--- Your objective ---
Copy the material verbatim from its first line up to and including the line that contains "- legend-item-international: International: [96, 120, 199, 135]".

--- Begin Exercise data ---

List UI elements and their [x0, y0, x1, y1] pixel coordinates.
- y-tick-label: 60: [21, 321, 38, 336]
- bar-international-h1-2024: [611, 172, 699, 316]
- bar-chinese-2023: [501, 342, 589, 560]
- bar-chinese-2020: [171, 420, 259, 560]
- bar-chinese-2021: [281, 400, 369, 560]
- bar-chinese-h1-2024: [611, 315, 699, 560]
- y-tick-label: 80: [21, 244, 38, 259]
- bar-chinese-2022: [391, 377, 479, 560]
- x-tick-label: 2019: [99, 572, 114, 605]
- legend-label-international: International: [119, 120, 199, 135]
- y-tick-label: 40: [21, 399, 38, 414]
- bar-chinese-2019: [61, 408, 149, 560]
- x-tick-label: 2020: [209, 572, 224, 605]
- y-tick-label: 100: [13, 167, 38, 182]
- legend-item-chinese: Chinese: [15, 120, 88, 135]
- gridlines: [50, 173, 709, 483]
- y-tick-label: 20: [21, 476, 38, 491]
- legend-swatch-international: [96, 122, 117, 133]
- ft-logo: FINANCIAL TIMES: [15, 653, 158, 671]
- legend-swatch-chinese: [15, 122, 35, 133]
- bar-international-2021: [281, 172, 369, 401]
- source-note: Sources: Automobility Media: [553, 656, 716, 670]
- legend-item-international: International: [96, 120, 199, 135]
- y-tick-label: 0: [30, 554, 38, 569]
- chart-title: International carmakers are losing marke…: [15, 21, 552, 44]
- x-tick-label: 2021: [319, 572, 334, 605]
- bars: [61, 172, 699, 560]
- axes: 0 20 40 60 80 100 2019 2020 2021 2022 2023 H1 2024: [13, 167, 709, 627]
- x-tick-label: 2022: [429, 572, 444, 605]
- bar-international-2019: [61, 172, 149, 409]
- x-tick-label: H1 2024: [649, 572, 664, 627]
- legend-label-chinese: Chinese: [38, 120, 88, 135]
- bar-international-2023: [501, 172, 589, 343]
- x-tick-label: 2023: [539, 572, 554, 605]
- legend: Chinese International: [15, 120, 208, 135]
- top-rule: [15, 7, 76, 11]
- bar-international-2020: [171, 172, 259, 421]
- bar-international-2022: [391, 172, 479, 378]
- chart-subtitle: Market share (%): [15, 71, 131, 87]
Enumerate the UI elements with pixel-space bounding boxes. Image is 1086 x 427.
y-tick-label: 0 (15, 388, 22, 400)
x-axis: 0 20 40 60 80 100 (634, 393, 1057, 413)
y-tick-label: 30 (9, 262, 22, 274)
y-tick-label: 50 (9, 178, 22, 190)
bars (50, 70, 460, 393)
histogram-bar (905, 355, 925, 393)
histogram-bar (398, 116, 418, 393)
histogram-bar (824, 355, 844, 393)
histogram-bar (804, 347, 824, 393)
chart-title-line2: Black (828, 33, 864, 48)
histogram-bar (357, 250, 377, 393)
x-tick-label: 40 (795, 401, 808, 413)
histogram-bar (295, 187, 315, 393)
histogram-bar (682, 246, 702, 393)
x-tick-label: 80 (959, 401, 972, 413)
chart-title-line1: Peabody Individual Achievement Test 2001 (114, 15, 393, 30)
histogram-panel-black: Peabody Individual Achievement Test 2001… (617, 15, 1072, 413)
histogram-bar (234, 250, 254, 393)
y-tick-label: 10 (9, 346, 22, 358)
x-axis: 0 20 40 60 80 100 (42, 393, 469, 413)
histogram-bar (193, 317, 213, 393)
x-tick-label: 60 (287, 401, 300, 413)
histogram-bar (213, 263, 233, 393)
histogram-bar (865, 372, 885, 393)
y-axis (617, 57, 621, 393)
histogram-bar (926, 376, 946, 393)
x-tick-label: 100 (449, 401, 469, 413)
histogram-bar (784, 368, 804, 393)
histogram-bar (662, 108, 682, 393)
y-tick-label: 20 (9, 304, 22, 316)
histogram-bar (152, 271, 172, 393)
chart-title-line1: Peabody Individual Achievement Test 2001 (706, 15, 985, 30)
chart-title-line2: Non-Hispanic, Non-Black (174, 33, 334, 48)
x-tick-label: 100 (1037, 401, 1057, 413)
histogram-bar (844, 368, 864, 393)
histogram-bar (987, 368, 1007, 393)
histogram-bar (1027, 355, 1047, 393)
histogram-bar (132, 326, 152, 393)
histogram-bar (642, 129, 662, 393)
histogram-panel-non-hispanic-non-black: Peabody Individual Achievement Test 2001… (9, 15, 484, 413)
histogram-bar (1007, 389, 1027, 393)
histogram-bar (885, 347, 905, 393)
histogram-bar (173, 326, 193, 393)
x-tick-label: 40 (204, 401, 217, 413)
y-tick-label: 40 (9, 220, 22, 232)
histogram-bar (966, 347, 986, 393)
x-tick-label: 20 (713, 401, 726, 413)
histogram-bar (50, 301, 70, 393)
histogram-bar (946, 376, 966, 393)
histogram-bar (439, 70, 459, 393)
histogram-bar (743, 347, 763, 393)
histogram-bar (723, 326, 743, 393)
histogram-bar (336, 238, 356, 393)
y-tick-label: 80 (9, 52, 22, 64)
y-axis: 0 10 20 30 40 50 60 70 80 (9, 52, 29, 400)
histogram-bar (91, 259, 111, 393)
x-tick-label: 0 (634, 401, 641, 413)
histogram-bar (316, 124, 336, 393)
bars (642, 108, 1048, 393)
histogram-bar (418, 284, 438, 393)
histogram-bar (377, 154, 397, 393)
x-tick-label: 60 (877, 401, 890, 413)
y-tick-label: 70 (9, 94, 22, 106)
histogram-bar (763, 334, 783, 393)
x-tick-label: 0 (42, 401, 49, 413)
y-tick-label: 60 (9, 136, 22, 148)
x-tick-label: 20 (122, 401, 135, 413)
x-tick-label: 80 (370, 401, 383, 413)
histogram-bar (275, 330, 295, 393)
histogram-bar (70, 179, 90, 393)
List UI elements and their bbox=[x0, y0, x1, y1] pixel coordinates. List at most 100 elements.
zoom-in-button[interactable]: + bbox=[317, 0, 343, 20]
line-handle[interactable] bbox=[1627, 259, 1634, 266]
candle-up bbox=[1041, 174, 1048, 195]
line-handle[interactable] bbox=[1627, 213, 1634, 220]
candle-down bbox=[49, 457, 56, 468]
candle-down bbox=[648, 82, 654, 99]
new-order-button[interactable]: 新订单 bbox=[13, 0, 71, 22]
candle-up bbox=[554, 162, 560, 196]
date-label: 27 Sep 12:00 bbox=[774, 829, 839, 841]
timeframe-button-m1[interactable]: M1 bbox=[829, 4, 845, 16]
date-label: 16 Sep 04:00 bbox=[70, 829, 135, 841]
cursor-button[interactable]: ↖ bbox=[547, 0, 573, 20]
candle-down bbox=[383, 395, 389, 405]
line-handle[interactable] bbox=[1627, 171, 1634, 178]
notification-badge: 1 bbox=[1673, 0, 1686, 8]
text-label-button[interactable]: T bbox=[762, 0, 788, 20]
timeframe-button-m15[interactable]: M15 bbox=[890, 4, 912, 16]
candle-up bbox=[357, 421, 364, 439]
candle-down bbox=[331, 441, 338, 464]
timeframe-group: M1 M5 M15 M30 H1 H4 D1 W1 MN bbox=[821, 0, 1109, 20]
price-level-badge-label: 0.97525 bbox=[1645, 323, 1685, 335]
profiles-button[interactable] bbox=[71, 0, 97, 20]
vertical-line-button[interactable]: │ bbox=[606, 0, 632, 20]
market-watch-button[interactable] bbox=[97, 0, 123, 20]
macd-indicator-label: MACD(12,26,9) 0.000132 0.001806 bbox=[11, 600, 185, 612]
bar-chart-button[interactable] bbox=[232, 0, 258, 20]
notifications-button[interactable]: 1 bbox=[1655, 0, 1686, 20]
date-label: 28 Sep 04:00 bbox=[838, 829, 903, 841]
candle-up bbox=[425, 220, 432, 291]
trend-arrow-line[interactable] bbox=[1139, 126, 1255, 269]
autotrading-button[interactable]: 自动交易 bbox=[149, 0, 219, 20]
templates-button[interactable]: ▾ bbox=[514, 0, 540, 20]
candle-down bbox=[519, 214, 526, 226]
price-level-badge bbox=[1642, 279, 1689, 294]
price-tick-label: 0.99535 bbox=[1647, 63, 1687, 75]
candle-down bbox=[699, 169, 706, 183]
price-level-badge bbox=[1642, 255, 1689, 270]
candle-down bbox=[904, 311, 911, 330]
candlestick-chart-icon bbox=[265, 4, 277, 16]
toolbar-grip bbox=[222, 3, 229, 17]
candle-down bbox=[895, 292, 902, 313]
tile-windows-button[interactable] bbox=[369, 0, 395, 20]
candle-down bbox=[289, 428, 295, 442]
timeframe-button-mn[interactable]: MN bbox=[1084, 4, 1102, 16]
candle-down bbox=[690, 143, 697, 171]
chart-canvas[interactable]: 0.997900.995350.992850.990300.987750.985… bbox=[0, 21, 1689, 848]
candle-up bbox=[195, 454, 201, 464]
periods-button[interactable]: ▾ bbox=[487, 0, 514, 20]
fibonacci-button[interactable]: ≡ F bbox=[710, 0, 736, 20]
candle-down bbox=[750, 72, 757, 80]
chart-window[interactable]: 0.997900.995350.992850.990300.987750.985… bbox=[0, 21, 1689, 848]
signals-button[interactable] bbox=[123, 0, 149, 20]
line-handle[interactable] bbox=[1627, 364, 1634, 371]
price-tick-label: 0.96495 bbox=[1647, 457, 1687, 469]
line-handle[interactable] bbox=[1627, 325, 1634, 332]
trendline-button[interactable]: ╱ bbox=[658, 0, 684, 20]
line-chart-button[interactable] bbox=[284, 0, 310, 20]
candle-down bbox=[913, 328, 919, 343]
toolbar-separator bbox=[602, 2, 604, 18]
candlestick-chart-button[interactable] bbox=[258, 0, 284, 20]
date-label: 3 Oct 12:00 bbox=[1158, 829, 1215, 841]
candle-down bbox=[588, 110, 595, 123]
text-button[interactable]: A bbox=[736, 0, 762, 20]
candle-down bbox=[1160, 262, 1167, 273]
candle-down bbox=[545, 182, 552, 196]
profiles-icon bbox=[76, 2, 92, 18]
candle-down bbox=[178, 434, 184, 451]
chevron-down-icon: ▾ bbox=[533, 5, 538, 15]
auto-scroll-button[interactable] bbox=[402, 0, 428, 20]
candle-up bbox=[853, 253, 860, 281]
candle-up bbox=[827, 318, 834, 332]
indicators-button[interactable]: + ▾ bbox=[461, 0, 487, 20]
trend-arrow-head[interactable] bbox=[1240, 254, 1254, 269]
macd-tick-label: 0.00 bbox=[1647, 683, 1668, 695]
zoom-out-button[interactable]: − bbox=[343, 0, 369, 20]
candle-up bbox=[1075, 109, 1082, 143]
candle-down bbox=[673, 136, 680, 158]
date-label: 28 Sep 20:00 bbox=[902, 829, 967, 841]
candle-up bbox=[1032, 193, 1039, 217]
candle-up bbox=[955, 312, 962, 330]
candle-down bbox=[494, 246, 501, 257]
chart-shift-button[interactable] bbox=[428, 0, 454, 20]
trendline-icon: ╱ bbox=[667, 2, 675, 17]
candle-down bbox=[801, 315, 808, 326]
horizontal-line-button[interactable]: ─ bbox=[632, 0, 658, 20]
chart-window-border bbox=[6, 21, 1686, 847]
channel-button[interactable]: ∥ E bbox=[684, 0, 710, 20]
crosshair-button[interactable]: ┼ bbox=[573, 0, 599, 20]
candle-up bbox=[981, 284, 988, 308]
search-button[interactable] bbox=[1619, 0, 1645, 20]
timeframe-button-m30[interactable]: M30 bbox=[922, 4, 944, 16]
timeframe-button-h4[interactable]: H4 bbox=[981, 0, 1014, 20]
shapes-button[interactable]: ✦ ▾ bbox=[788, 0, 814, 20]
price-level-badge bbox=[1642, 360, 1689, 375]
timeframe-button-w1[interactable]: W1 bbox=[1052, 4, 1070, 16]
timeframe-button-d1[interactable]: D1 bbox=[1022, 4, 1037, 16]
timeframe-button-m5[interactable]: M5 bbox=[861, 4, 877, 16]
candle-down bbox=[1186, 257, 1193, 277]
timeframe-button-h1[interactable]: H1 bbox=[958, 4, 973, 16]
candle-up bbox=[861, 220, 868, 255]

--- End Exercise data ---

--- Task answer ---
List UI elements and their [x0, y0, x1, y1] pixel coordinates.
- y-tick-label: 60: [21, 321, 38, 336]
- bar-international-h1-2024: [611, 172, 699, 316]
- bar-chinese-2023: [501, 342, 589, 560]
- bar-chinese-2020: [171, 420, 259, 560]
- bar-chinese-2021: [281, 400, 369, 560]
- bar-chinese-h1-2024: [611, 315, 699, 560]
- y-tick-label: 80: [21, 244, 38, 259]
- bar-chinese-2022: [391, 377, 479, 560]
- x-tick-label: 2019: [99, 572, 114, 605]
- legend-label-international: International: [119, 120, 199, 135]
- y-tick-label: 40: [21, 399, 38, 414]
- bar-chinese-2019: [61, 408, 149, 560]
- x-tick-label: 2020: [209, 572, 224, 605]
- y-tick-label: 100: [13, 167, 38, 182]
- legend-item-chinese: Chinese: [15, 120, 88, 135]
- gridlines: [50, 173, 709, 483]
- y-tick-label: 20: [21, 476, 38, 491]
- legend-swatch-international: [96, 122, 117, 133]
- ft-logo: FINANCIAL TIMES: [15, 653, 158, 671]
- legend-swatch-chinese: [15, 122, 35, 133]
- bar-international-2021: [281, 172, 369, 401]
- source-note: Sources: Automobility Media: [553, 656, 716, 670]
- legend-item-international: International: [96, 120, 199, 135]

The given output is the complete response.